-- BEGIN GIVEN INFORMATION --

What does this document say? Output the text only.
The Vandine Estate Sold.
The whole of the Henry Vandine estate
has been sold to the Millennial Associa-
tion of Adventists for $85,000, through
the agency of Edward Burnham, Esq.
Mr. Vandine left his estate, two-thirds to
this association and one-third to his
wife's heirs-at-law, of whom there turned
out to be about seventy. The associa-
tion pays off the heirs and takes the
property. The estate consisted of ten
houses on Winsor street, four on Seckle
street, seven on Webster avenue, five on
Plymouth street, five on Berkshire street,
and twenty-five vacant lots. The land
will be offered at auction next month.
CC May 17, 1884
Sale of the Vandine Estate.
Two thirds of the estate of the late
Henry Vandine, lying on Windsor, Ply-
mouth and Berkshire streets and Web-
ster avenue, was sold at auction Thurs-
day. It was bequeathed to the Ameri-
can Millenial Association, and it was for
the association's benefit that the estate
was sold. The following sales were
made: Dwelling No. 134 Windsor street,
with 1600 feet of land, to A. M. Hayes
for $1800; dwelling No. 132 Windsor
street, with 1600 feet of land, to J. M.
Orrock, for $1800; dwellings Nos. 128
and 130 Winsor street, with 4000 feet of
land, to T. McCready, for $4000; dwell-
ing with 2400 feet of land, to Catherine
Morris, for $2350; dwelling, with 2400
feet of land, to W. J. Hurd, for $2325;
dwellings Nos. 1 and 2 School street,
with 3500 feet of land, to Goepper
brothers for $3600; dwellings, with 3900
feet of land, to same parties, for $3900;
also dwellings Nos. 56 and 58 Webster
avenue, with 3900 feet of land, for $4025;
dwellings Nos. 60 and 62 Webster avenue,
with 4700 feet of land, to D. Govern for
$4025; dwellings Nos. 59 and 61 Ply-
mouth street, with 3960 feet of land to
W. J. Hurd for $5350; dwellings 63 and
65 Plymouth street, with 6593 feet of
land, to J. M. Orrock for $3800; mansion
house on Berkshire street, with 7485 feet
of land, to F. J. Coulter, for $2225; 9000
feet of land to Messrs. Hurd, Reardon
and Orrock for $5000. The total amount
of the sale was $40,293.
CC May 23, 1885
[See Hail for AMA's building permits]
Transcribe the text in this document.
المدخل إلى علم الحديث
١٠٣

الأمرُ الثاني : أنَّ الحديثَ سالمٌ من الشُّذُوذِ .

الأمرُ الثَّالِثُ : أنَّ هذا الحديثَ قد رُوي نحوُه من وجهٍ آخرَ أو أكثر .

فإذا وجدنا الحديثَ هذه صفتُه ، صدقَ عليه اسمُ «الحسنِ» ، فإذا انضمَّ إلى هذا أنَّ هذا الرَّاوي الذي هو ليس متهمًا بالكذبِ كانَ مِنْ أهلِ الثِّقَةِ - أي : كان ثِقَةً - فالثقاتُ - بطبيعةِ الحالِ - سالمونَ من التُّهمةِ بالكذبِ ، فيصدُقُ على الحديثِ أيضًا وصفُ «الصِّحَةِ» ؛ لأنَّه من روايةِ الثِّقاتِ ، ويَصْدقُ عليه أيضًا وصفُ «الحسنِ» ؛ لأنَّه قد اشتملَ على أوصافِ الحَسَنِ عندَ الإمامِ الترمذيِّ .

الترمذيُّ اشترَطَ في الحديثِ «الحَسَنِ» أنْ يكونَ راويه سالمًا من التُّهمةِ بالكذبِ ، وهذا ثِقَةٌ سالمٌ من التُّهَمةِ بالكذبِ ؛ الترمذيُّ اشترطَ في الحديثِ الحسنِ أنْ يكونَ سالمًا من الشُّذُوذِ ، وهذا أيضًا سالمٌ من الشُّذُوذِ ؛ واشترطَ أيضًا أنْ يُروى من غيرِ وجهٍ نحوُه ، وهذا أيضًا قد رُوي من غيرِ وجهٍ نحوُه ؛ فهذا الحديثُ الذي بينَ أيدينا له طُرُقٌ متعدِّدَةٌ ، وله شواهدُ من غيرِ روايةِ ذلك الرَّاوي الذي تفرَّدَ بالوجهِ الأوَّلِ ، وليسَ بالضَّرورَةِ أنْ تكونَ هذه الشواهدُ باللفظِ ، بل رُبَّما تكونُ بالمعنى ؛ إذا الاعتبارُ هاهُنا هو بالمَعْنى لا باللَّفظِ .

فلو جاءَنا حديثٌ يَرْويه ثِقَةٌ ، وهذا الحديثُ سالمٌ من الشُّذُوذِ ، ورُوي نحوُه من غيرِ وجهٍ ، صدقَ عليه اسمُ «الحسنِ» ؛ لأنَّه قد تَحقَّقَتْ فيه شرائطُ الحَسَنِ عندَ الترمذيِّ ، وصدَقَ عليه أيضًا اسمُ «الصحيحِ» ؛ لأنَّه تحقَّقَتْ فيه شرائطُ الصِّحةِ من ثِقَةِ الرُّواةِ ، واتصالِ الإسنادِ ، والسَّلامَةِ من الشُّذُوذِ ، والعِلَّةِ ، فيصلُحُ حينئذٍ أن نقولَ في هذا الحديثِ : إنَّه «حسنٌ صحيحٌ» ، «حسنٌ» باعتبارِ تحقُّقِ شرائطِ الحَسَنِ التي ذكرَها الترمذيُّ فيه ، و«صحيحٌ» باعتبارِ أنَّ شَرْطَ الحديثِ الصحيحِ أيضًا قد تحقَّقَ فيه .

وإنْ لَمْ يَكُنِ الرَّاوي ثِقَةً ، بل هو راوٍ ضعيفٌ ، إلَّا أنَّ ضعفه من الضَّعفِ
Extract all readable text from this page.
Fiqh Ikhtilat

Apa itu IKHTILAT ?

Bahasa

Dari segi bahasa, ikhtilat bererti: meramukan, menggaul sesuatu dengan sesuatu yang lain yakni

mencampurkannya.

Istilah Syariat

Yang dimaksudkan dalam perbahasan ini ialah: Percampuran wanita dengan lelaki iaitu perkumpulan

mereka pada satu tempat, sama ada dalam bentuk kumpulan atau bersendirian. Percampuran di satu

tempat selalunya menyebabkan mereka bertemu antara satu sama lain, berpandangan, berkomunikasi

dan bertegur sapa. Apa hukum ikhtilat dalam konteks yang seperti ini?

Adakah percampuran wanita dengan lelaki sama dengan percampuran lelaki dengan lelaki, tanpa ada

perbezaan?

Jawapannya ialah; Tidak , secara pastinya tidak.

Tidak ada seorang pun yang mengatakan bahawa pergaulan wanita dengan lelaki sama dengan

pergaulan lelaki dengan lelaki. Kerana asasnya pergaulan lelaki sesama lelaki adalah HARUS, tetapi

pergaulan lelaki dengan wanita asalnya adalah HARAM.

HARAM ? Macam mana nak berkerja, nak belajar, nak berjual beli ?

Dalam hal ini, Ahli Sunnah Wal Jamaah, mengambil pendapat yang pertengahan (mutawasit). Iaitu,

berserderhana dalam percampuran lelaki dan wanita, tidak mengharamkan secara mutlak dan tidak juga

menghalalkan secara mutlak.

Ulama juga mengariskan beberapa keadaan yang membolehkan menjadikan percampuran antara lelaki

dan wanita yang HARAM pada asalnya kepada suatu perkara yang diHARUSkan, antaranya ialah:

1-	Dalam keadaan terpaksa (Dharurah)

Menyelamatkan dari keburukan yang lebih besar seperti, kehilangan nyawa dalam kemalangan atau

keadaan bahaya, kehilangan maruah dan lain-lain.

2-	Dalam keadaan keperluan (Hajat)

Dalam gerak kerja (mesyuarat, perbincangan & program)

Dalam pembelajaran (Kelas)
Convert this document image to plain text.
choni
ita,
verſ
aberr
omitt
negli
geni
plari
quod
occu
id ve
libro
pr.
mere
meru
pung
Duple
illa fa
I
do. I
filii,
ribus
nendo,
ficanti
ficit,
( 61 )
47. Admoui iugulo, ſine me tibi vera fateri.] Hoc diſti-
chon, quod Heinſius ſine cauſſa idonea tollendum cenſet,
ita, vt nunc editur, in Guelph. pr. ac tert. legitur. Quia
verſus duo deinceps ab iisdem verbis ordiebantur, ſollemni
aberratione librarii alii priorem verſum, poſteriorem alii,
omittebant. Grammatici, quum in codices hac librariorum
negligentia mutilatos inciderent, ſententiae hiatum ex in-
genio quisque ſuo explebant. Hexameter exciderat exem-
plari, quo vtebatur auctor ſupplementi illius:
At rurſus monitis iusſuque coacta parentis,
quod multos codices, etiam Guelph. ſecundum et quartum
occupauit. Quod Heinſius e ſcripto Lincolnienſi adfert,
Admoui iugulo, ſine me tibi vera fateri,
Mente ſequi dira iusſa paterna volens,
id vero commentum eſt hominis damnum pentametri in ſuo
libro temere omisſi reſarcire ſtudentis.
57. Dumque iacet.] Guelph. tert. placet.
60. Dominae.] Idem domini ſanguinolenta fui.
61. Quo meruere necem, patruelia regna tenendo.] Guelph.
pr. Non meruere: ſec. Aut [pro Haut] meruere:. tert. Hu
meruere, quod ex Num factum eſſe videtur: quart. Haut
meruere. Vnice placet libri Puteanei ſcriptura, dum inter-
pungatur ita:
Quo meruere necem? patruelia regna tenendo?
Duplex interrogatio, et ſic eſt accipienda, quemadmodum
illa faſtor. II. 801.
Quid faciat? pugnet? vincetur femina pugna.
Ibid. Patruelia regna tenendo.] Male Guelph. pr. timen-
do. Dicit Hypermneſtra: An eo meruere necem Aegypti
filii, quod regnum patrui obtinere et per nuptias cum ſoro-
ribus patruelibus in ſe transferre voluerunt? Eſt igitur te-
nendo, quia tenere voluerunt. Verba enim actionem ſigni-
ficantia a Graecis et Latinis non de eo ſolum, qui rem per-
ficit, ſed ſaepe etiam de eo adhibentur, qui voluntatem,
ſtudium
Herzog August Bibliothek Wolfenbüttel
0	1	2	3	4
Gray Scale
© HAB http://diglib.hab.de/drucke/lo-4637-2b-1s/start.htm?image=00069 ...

-- END GIVEN INFORMATION --

SHORT TASK -> Write out every line from the entries where "wanita" appears.

RESPONSE TO THIS TASK ->
Yang dimaksudkan dalam perbahasan ini ialah: Percampuran wanita dengan lelaki iaitu perkumpulan
Adakah percampuran wanita dengan lelaki sama dengan percampuran lelaki dengan lelaki, tanpa ada
Tidak ada seorang pun yang mengatakan bahawa pergaulan wanita dengan lelaki sama dengan
pergaulan lelaki dengan wanita asalnya adalah HARAM.
berserderhana dalam percampuran lelaki dan wanita, tidak mengharamkan secara mutlak dan tidak juga
dan wanita yang HARAM pada asalnya kepada suatu perkara yang diHARUSkan, antaranya ialah:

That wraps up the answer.